§ **Records provided**
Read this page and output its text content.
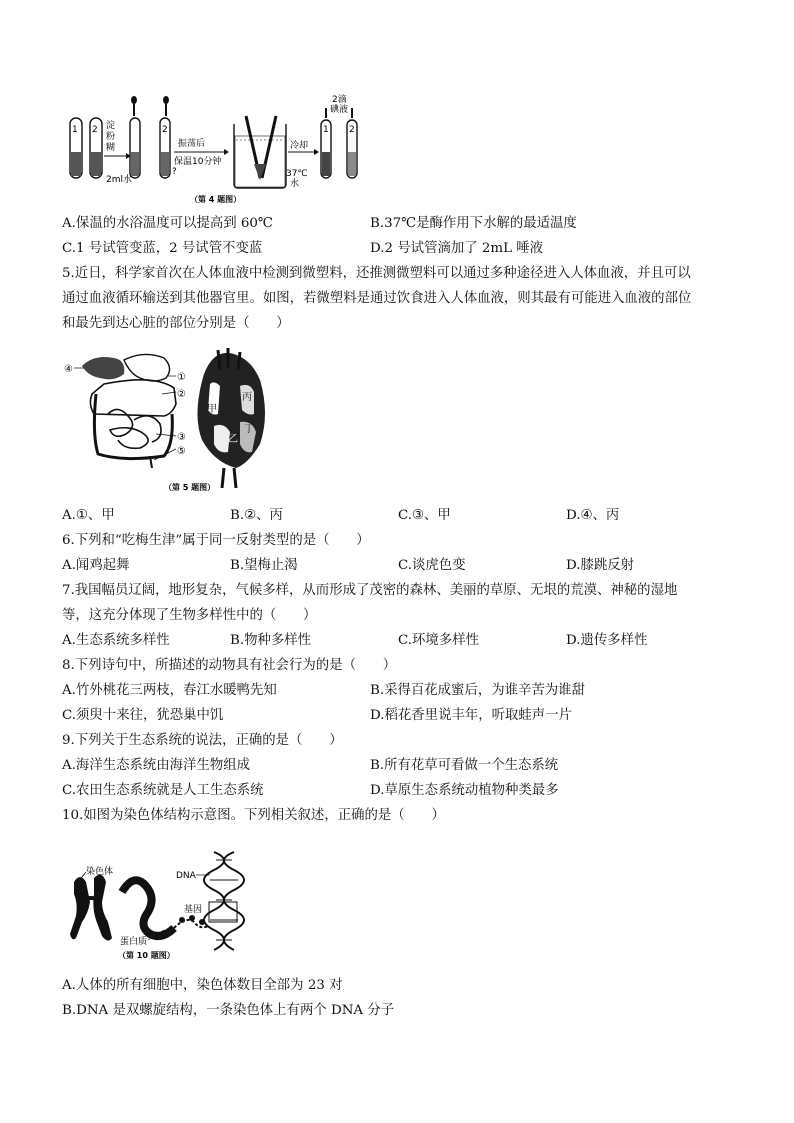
1 2 淀
粉
糊
2
2ml水
振荡后
保温10分钟
?
冷却
37℃
水
2滴
碘液
1 2
（第 4 题图）
A.保温的水浴温度可以提高到 60℃	B.37℃是酶作用下水解的最适温度
C.1 号试管变蓝，2 号试管不变蓝	D.2 号试管滴加了 2mL 唾液
5.近日，科学家首次在人体血液中检测到微塑料，还推测微塑料可以通过多种途径进入人体血液，并且可以
通过血液循环输送到其他器官里。如图，若微塑料是通过饮食进入人体血液，则其最有可能进入血液的部位
和最先到达心脏的部位分别是（　　）
①
②
③
⑤
④
甲
乙
丙
丁
（第 5 题图）
A.①、甲	B.②、丙	C.③、甲	D.④、丙
6.下列和“吃梅生津”属于同一反射类型的是（　　）
A.闻鸡起舞	B.望梅止渴	C.谈虎色变	D.膝跳反射
7.我国幅员辽阔，地形复杂，气候多样，从而形成了茂密的森林、美丽的草原、无垠的荒漠、神秘的湿地
等，这充分体现了生物多样性中的（　　）
A.生态系统多样性	B.物种多样性	C.环境多样性	D.遗传多样性
8.下列诗句中，所描述的动物具有社会行为的是（　　）
A.竹外桃花三两枝，春江水暖鸭先知	B.采得百花成蜜后，为谁辛苦为谁甜
C.须臾十来往，犹恐巢中饥	D.稻花香里说丰年，听取蛙声一片
9.下列关于生态系统的说法，正确的是（　　）
A.海洋生态系统由海洋生物组成	B.所有花草可看做一个生态系统
C.农田生态系统就是人工生态系统	D.草原生态系统动植物种类最多
10.如图为染色体结构示意图。下列相关叙述，正确的是（　　）
染色体	DNA
基因
蛋白质
（第 10 题图）
A.人体的所有细胞中，染色体数目全部为 23 对
B.DNA 是双螺旋结构，一条染色体上有两个 DNA 分子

§ **Your task**
Using the data above, write out every line exactly, leaving the images behind.

§ **The reply**
Read this page and output its text content.
1 2 淀
粉
糊
2
2ml水
振荡后
保温10分钟
?
冷却
37℃
水
2滴
碘液
1 2
（第 4 题图）
A.保温的水浴温度可以提高到 60℃	B.37℃是酶作用下水解的最适温度
C.1 号试管变蓝，2 号试管不变蓝	D.2 号试管滴加了 2mL 唾液
5.近日，科学家首次在人体血液中检测到微塑料，还推测微塑料可以通过多种途径进入人体血液，并且可以
通过血液循环输送到其他器官里。如图，若微塑料是通过饮食进入人体血液，则其最有可能进入血液的部位
和最先到达心脏的部位分别是（　　）
①
②
③
⑤
④
甲
乙
丙
丁
（第 5 题图）
A.①、甲	B.②、丙	C.③、甲	D.④、丙
6.下列和“吃梅生津”属于同一反射类型的是（　　）
A.闻鸡起舞	B.望梅止渴	C.谈虎色变	D.膝跳反射
7.我国幅员辽阔，地形复杂，气候多样，从而形成了茂密的森林、美丽的草原、无垠的荒漠、神秘的湿地
等，这充分体现了生物多样性中的（　　）
A.生态系统多样性	B.物种多样性	C.环境多样性	D.遗传多样性
8.下列诗句中，所描述的动物具有社会行为的是（　　）
A.竹外桃花三两枝，春江水暖鸭先知	B.采得百花成蜜后，为谁辛苦为谁甜
C.须臾十来往，犹恐巢中饥	D.稻花香里说丰年，听取蛙声一片
9.下列关于生态系统的说法，正确的是（　　）
A.海洋生态系统由海洋生物组成	B.所有花草可看做一个生态系统
C.农田生态系统就是人工生态系统	D.草原生态系统动植物种类最多
10.如图为染色体结构示意图。下列相关叙述，正确的是（　　）
染色体	DNA
基因
蛋白质
（第 10 题图）
A.人体的所有细胞中，染色体数目全部为 23 对
B.DNA 是双螺旋结构，一条染色体上有两个 DNA 分子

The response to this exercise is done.